◆ **Given task**
Find all lines in the listing that include the word "vectors", then copy them.

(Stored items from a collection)
>> BEGIN

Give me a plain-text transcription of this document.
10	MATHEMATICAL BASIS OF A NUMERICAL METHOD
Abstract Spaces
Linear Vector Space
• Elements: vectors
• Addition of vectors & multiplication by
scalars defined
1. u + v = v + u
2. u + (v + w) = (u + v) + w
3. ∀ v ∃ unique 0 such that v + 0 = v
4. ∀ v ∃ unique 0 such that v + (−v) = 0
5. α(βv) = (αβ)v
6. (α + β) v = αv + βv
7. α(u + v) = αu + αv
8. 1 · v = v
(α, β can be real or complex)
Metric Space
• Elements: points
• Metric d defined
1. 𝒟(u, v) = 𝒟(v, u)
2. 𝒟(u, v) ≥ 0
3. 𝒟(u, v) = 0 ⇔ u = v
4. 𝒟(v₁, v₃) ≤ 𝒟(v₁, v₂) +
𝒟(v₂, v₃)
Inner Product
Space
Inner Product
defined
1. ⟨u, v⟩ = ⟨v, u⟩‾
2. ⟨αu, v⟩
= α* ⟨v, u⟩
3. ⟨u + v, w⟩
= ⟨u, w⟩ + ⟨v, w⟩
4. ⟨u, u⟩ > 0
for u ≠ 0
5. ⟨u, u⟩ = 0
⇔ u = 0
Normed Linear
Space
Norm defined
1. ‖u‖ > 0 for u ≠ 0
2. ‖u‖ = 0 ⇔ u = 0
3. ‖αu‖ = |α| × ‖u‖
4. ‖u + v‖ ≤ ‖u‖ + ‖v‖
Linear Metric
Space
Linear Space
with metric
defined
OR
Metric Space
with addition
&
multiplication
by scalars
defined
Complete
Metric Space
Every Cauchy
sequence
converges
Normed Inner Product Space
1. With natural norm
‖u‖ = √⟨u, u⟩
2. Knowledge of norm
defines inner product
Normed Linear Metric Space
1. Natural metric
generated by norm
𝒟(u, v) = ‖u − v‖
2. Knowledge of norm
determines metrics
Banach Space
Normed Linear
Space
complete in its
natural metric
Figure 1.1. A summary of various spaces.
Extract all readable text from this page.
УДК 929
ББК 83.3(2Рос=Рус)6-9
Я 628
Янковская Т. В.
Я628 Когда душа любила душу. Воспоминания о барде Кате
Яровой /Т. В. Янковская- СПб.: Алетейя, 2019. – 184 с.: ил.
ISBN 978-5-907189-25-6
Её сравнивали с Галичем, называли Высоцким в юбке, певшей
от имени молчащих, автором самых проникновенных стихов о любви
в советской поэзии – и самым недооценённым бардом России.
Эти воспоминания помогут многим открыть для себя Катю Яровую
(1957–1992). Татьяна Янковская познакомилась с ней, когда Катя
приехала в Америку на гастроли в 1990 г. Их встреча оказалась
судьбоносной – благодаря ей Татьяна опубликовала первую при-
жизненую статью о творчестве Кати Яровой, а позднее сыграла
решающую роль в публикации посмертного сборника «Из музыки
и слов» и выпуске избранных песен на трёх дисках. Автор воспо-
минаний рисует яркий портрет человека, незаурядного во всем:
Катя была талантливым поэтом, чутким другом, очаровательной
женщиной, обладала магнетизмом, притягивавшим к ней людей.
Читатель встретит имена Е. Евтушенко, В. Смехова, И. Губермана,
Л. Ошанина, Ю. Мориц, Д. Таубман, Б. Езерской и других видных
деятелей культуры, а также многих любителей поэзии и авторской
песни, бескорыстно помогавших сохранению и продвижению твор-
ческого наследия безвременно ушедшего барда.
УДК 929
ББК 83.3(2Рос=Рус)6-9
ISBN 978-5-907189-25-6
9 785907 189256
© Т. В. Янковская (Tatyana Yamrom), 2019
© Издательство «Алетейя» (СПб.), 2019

>> END

◆ **Problem solution**
• Elements: vectors
• Addition of vectors & multiplication by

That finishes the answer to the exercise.